## SET EXERCISE
Transcribe all of the records word for word, but omit the pictures.

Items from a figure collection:
^^^^^^^^

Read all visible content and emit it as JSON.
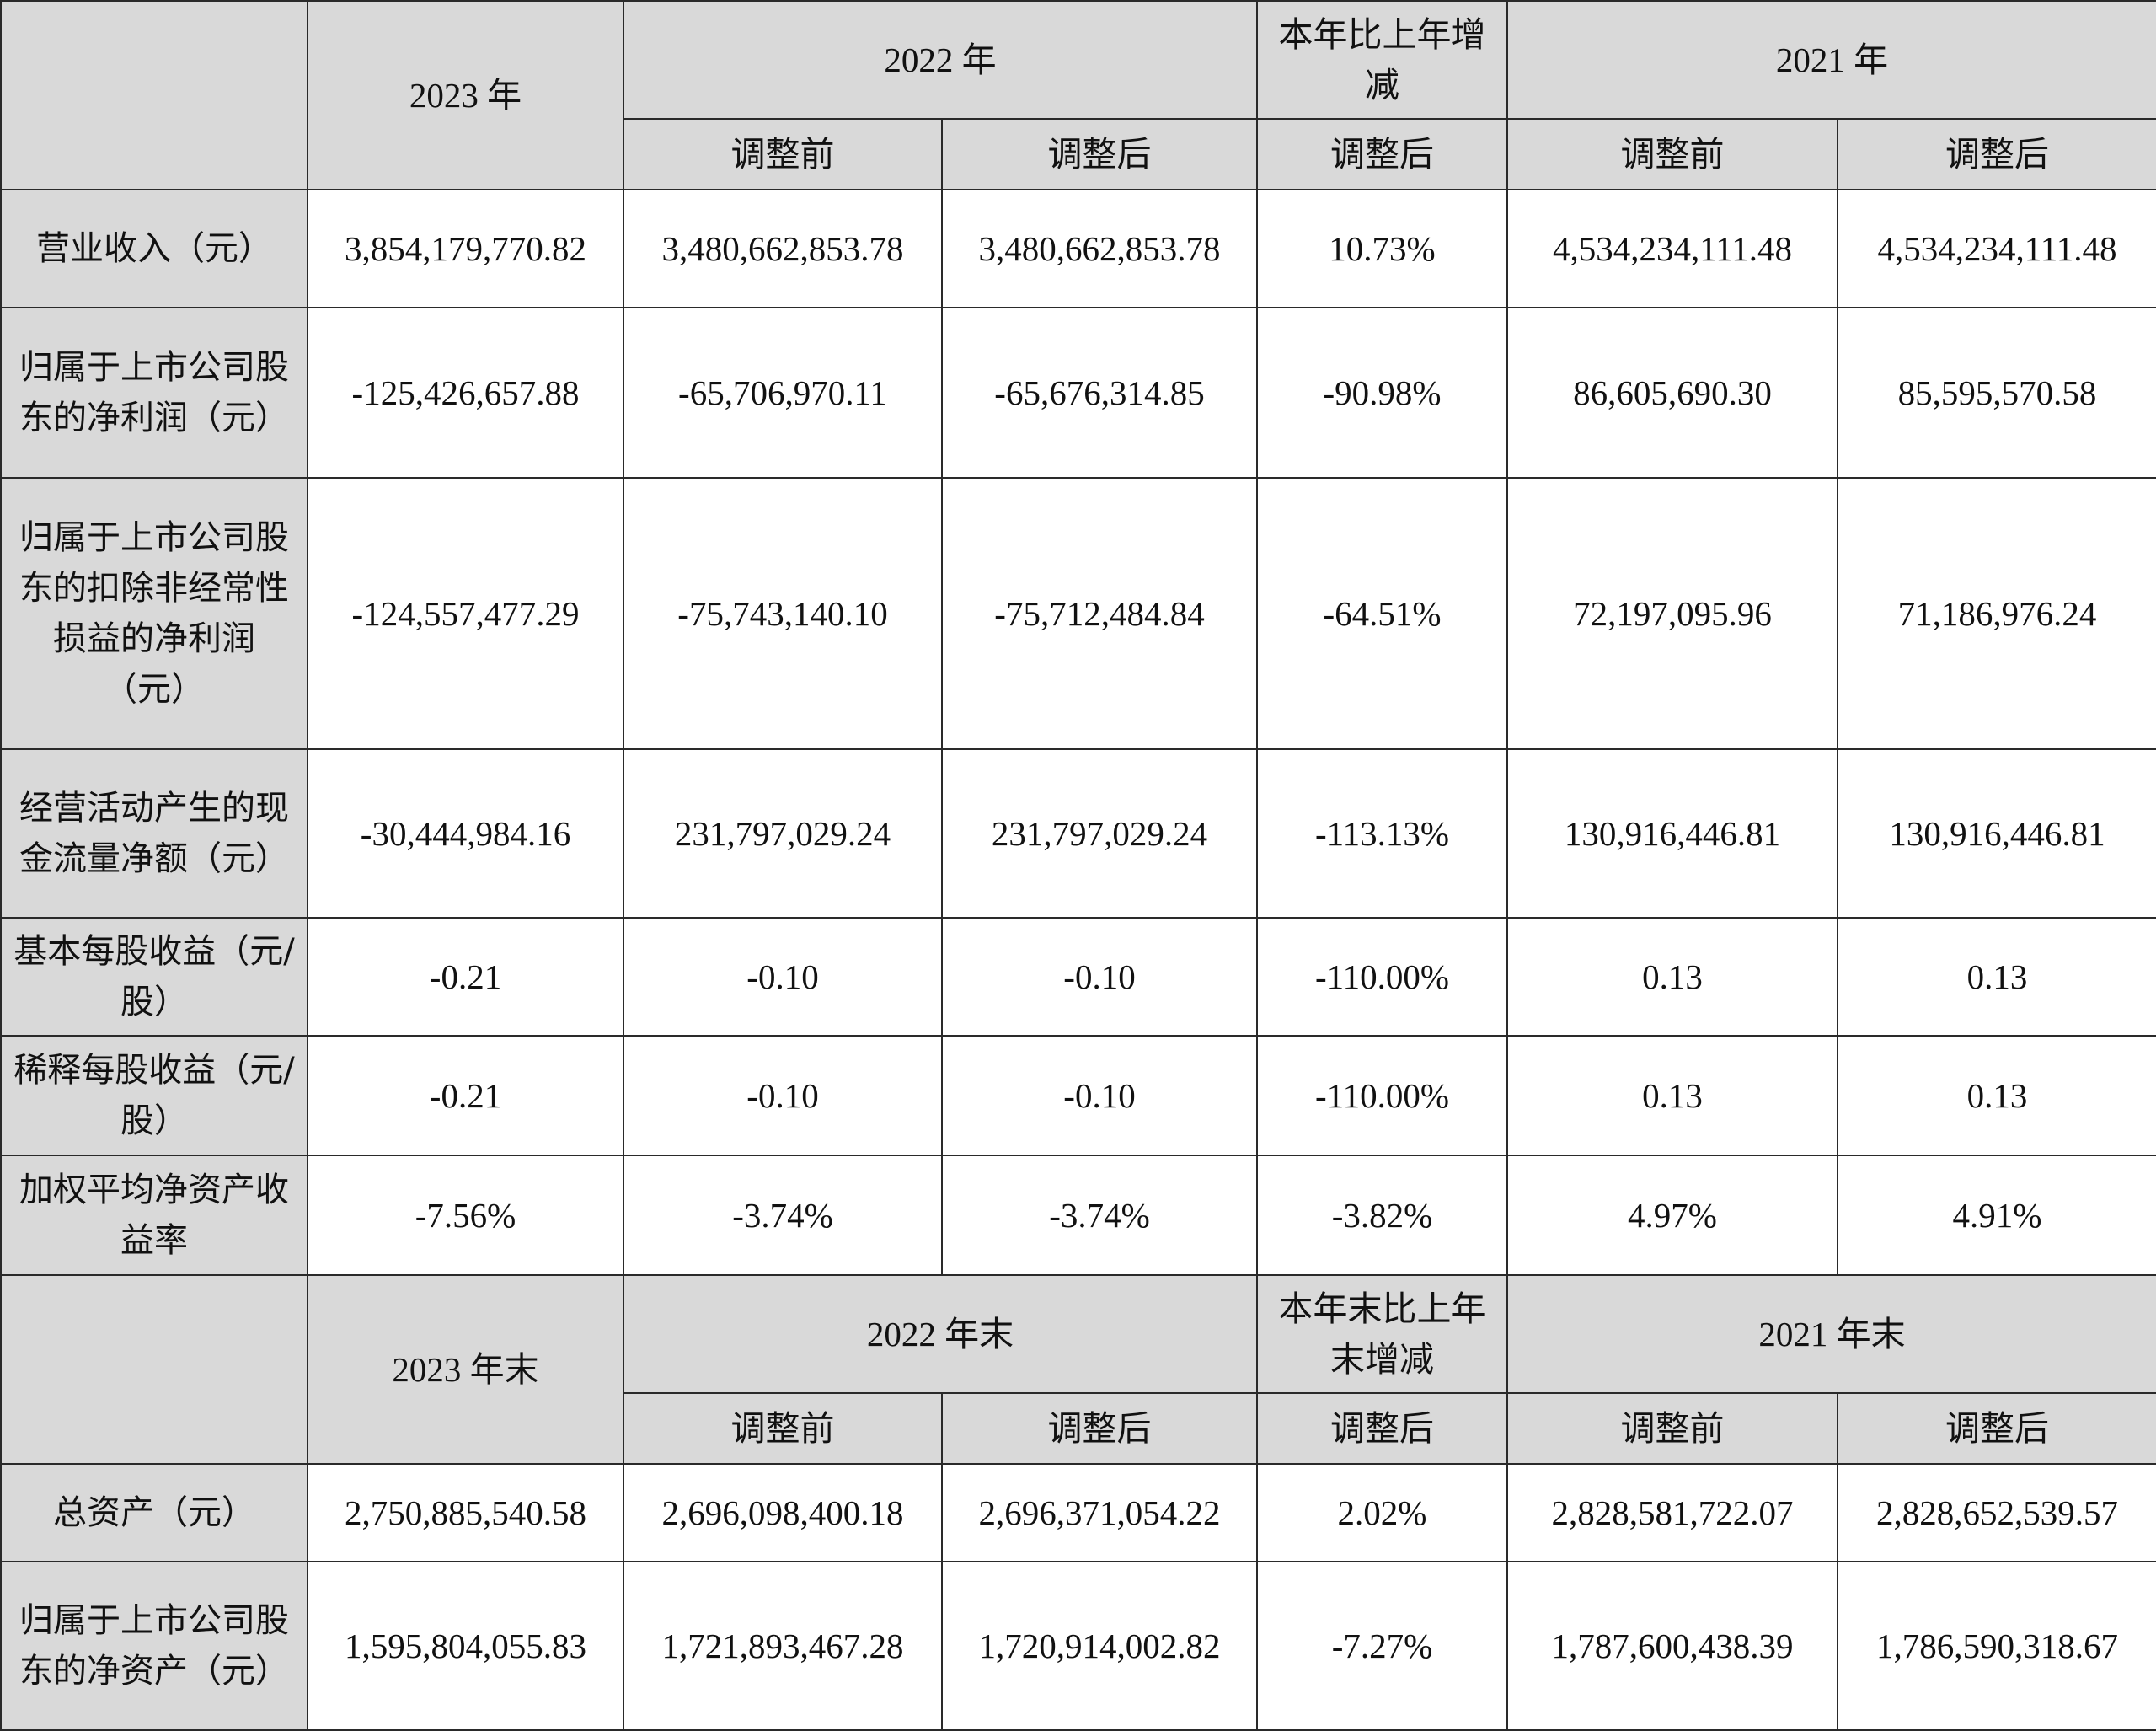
{
  "section1": {
    "header": {
      "year_current": "2023 年",
      "year_prior": "2022 年",
      "change": "本年比上年增减",
      "year_prior2": "2021 年",
      "sub": {
        "prior_before": "调整前",
        "prior_after": "调整后",
        "change_after": "调整后",
        "prior2_before": "调整前",
        "prior2_after": "调整后"
      }
    },
    "rows": [
      {
        "label": "营业收入（元）",
        "values": [
          "3,854,179,770.82",
          "3,480,662,853.78",
          "3,480,662,853.78",
          "10.73%",
          "4,534,234,111.48",
          "4,534,234,111.48"
        ]
      },
      {
        "label": "归属于上市公司股东的净利润（元）",
        "values": [
          "-125,426,657.88",
          "-65,706,970.11",
          "-65,676,314.85",
          "-90.98%",
          "86,605,690.30",
          "85,595,570.58"
        ]
      },
      {
        "label": "归属于上市公司股东的扣除非经常性损益的净利润（元）",
        "values": [
          "-124,557,477.29",
          "-75,743,140.10",
          "-75,712,484.84",
          "-64.51%",
          "72,197,095.96",
          "71,186,976.24"
        ]
      },
      {
        "label": "经营活动产生的现金流量净额（元）",
        "values": [
          "-30,444,984.16",
          "231,797,029.24",
          "231,797,029.24",
          "-113.13%",
          "130,916,446.81",
          "130,916,446.81"
        ]
      },
      {
        "label": "基本每股收益（元/股）",
        "values": [
          "-0.21",
          "-0.10",
          "-0.10",
          "-110.00%",
          "0.13",
          "0.13"
        ]
      },
      {
        "label": "稀释每股收益（元/股）",
        "values": [
          "-0.21",
          "-0.10",
          "-0.10",
          "-110.00%",
          "0.13",
          "0.13"
        ]
      },
      {
        "label": "加权平均净资产收益率",
        "values": [
          "-7.56%",
          "-3.74%",
          "-3.74%",
          "-3.82%",
          "4.97%",
          "4.91%"
        ]
      }
    ]
  },
  "section2": {
    "header": {
      "year_current": "2023 年末",
      "year_prior": "2022 年末",
      "change": "本年末比上年末增减",
      "year_prior2": "2021 年末",
      "sub": {
        "prior_before": "调整前",
        "prior_after": "调整后",
        "change_after": "调整后",
        "prior2_before": "调整前",
        "prior2_after": "调整后"
      }
    },
    "rows": [
      {
        "label": "总资产（元）",
        "values": [
          "2,750,885,540.58",
          "2,696,098,400.18",
          "2,696,371,054.22",
          "2.02%",
          "2,828,581,722.07",
          "2,828,652,539.57"
        ]
      },
      {
        "label": "归属于上市公司股东的净资产（元）",
        "values": [
          "1,595,804,055.83",
          "1,721,893,467.28",
          "1,720,914,002.82",
          "-7.27%",
          "1,787,600,438.39",
          "1,786,590,318.67"
        ]
      }
    ]
  }
}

^^^^^^^^

## FINISHED TASK
Read all visible content and emit it as JSON.
{
  "section1": {
    "header": {
      "year_current": "2023 年",
      "year_prior": "2022 年",
      "change": "本年比上年增减",
      "year_prior2": "2021 年",
      "sub": {
        "prior_before": "调整前",
        "prior_after": "调整后",
        "change_after": "调整后",
        "prior2_before": "调整前",
        "prior2_after": "调整后"
      }
    },
    "rows": [
      {
        "label": "营业收入（元）",
        "values": [
          "3,854,179,770.82",
          "3,480,662,853.78",
          "3,480,662,853.78",
          "10.73%",
          "4,534,234,111.48",
          "4,534,234,111.48"
        ]
      },
      {
        "label": "归属于上市公司股东的净利润（元）",
        "values": [
          "-125,426,657.88",
          "-65,706,970.11",
          "-65,676,314.85",
          "-90.98%",
          "86,605,690.30",
          "85,595,570.58"
        ]
      },
      {
        "label": "归属于上市公司股东的扣除非经常性损益的净利润（元）",
        "values": [
          "-124,557,477.29",
          "-75,743,140.10",
          "-75,712,484.84",
          "-64.51%",
          "72,197,095.96",
          "71,186,976.24"
        ]
      },
      {
        "label": "经营活动产生的现金流量净额（元）",
        "values": [
          "-30,444,984.16",
          "231,797,029.24",
          "231,797,029.24",
          "-113.13%",
          "130,916,446.81",
          "130,916,446.81"
        ]
      },
      {
        "label": "基本每股收益（元/股）",
        "values": [
          "-0.21",
          "-0.10",
          "-0.10",
          "-110.00%",
          "0.13",
          "0.13"
        ]
      },
      {
        "label": "稀释每股收益（元/股）",
        "values": [
          "-0.21",
          "-0.10",
          "-0.10",
          "-110.00%",
          "0.13",
          "0.13"
        ]
      },
      {
        "label": "加权平均净资产收益率",
        "values": [
          "-7.56%",
          "-3.74%",
          "-3.74%",
          "-3.82%",
          "4.97%",
          "4.91%"
        ]
      }
    ]
  },
  "section2": {
    "header": {
      "year_current": "2023 年末",
      "year_prior": "2022 年末",
      "change": "本年末比上年末增减",
      "year_prior2": "2021 年末",
      "sub": {
        "prior_before": "调整前",
        "prior_after": "调整后",
        "change_after": "调整后",
        "prior2_before": "调整前",
        "prior2_after": "调整后"
      }
    },
    "rows": [
      {
        "label": "总资产（元）",
        "values": [
          "2,750,885,540.58",
          "2,696,098,400.18",
          "2,696,371,054.22",
          "2.02%",
          "2,828,581,722.07",
          "2,828,652,539.57"
        ]
      },
      {
        "label": "归属于上市公司股东的净资产（元）",
        "values": [
          "1,595,804,055.83",
          "1,721,893,467.28",
          "1,720,914,002.82",
          "-7.27%",
          "1,787,600,438.39",
          "1,786,590,318.67"
        ]
      }
    ]
  }
}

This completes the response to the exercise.